→ Work to complete: Identify the line in which "Type out the text in this image." appears, then reproduce that line and all remaining lines of the records word for word.

*** Given information ***

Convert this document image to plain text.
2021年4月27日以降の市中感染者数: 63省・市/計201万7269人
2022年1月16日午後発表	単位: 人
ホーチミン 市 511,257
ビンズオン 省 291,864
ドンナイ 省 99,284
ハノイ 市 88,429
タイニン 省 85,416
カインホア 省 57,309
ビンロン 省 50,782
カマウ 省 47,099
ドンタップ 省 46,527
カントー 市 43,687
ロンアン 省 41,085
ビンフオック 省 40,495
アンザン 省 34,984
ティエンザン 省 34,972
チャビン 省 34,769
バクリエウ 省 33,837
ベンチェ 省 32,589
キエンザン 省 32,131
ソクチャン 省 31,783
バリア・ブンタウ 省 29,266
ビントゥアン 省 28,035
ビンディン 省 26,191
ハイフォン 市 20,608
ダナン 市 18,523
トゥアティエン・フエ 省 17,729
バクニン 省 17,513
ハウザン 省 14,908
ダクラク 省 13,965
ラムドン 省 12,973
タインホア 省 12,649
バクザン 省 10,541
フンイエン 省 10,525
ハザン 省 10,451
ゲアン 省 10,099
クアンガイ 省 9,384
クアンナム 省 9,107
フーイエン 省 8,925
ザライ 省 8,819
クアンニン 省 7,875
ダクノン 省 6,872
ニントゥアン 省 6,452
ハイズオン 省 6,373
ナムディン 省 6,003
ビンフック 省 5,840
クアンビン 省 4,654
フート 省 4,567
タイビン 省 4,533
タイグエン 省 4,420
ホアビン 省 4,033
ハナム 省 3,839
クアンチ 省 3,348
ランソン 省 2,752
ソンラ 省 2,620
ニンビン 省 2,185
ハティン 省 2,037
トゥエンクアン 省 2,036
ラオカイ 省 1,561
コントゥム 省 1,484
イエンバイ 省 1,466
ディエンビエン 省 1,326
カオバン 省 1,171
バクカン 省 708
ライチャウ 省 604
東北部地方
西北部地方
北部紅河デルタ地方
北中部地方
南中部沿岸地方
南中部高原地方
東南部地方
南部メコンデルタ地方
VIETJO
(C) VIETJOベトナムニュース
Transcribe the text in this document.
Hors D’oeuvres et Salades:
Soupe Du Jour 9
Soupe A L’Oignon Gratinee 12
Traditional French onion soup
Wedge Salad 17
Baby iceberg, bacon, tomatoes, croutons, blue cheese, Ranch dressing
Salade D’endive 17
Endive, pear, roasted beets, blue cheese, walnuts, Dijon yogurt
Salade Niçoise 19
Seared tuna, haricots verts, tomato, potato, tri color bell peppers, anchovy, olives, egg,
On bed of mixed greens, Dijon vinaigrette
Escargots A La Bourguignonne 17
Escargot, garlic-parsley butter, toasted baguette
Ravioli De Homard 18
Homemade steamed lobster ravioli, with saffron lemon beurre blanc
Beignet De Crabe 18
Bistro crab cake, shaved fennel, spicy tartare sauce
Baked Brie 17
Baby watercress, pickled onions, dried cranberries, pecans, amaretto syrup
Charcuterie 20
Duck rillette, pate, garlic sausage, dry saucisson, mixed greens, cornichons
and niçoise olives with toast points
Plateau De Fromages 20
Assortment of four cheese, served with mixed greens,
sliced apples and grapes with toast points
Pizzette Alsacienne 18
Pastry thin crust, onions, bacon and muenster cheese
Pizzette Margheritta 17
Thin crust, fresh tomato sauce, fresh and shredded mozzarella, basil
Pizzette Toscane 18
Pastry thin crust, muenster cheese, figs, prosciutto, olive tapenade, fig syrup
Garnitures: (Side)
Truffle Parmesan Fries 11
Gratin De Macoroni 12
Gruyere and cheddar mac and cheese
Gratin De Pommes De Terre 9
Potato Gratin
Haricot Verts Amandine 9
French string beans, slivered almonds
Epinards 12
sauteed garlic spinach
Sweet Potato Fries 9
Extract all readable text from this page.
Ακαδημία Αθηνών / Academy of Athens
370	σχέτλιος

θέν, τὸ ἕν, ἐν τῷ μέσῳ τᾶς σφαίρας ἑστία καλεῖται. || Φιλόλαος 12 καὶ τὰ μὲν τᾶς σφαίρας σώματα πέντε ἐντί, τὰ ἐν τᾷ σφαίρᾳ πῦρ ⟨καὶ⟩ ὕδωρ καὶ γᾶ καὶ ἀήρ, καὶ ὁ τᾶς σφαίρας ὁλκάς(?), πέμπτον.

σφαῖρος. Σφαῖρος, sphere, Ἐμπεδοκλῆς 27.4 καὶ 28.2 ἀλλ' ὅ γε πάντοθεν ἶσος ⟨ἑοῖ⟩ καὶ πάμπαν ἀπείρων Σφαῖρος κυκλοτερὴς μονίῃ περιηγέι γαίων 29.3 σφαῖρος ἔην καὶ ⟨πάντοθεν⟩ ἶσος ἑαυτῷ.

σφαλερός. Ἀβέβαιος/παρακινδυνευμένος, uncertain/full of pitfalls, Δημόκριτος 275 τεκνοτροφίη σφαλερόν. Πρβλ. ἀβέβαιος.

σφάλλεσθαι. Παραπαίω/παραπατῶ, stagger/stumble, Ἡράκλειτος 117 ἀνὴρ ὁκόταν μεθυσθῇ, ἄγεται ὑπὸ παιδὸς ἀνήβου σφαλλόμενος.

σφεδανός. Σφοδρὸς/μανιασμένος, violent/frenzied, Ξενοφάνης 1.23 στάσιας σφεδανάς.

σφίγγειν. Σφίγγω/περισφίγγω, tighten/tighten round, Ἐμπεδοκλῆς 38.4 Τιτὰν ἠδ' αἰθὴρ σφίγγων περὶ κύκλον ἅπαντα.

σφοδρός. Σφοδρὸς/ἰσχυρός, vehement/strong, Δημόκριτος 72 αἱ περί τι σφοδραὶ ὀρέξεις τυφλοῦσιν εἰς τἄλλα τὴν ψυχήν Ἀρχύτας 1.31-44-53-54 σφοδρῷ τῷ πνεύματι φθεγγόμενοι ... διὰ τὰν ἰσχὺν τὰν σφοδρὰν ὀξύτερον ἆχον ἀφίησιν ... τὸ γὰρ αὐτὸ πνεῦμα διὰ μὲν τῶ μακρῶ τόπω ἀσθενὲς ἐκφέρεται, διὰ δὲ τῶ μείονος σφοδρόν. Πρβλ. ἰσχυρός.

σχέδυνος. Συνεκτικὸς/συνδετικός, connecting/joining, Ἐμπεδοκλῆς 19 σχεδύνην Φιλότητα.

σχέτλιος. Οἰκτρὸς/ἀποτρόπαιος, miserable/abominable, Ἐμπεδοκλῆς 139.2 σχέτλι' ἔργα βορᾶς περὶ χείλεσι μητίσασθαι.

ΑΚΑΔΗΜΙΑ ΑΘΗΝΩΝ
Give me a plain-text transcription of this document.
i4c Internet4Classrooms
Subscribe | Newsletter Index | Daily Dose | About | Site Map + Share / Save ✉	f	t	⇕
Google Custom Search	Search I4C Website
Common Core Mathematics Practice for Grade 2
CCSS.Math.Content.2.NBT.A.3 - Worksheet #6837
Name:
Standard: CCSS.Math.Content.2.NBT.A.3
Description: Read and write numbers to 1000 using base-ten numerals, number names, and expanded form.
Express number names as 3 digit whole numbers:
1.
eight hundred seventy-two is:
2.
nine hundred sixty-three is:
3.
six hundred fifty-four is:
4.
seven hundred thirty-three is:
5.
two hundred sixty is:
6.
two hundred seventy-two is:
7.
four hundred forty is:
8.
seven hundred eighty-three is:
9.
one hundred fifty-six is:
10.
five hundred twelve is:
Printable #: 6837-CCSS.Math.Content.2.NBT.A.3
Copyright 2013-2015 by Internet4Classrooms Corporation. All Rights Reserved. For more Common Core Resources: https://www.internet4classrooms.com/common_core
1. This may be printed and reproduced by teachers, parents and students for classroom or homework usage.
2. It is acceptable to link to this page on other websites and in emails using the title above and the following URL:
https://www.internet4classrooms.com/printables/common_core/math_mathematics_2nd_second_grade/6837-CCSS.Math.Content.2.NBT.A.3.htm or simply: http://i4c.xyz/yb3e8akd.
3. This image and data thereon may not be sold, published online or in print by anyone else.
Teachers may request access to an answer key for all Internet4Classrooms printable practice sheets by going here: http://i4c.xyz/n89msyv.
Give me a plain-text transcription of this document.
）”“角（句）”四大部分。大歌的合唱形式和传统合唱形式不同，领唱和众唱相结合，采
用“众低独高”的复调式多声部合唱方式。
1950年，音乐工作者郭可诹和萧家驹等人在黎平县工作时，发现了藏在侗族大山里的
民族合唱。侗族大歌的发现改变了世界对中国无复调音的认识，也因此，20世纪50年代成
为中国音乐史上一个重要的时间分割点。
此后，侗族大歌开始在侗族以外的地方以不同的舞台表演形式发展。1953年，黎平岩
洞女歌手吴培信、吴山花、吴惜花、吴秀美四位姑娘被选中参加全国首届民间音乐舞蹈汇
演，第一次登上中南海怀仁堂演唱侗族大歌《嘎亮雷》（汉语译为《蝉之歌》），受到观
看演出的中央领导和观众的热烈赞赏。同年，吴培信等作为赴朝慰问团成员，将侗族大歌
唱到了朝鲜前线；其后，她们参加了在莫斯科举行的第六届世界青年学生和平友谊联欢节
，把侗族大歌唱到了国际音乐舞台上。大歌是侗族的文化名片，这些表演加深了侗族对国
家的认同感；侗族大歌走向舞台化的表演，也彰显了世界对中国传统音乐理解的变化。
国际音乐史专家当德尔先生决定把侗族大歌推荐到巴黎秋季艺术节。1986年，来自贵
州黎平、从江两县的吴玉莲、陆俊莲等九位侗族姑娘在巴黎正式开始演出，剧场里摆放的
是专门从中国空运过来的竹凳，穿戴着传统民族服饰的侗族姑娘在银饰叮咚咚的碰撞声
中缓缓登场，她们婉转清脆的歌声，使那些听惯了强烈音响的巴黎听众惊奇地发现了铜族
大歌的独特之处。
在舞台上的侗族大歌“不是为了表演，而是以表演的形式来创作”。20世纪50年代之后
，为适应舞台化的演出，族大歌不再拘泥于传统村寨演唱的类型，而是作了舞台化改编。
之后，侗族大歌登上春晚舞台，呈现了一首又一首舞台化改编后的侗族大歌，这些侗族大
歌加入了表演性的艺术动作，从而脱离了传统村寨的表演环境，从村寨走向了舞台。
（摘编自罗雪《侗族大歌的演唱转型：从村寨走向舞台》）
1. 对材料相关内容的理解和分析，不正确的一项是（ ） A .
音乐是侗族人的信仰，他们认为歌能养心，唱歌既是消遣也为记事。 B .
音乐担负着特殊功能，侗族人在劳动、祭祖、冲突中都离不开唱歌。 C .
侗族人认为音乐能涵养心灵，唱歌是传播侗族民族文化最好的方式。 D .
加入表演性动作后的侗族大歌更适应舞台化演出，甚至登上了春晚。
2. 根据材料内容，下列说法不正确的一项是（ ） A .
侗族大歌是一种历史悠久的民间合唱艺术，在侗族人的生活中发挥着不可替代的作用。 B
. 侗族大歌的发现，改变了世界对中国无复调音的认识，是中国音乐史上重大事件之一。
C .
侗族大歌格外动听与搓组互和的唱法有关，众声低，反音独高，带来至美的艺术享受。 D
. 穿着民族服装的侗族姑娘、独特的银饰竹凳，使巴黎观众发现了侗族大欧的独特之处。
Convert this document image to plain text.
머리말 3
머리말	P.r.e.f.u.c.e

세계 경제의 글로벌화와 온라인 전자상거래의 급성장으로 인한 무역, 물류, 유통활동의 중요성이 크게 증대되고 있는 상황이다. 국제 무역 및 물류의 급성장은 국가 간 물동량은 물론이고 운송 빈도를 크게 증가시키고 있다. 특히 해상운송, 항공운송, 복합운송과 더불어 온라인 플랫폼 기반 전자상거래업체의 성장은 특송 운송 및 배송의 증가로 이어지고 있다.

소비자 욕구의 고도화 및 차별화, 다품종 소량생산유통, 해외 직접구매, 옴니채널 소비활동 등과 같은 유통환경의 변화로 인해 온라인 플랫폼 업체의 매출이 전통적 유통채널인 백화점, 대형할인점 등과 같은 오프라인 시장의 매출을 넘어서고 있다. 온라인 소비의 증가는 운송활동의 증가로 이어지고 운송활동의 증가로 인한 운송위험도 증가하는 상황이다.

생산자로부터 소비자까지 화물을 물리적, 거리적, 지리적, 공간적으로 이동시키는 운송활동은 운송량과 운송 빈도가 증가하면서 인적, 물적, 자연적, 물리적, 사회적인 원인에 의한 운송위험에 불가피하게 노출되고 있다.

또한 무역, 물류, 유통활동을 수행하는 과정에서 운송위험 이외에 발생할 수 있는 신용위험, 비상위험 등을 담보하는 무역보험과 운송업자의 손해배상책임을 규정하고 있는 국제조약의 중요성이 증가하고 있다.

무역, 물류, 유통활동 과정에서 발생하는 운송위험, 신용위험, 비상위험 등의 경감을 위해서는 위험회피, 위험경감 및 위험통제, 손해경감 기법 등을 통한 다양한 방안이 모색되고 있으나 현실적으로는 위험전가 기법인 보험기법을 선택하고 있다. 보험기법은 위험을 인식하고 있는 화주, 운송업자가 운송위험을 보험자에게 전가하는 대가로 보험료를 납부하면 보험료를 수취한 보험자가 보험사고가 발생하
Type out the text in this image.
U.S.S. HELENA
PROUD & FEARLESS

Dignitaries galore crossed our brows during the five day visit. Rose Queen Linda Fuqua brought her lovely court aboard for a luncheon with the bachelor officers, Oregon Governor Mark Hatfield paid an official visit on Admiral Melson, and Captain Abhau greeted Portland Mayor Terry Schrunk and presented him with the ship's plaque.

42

***

→ Written solution:
Type out the text in this image.
U.S.S. HELENA
PROUD & FEARLESS

Dignitaries galore crossed our brows during the five day visit. Rose Queen Linda Fuqua brought her lovely court aboard for a luncheon with the bachelor officers, Oregon Governor Mark Hatfield paid an official visit on Admiral Melson, and Captain Abhau greeted Portland Mayor Terry Schrunk and presented him with the ship's plaque.

42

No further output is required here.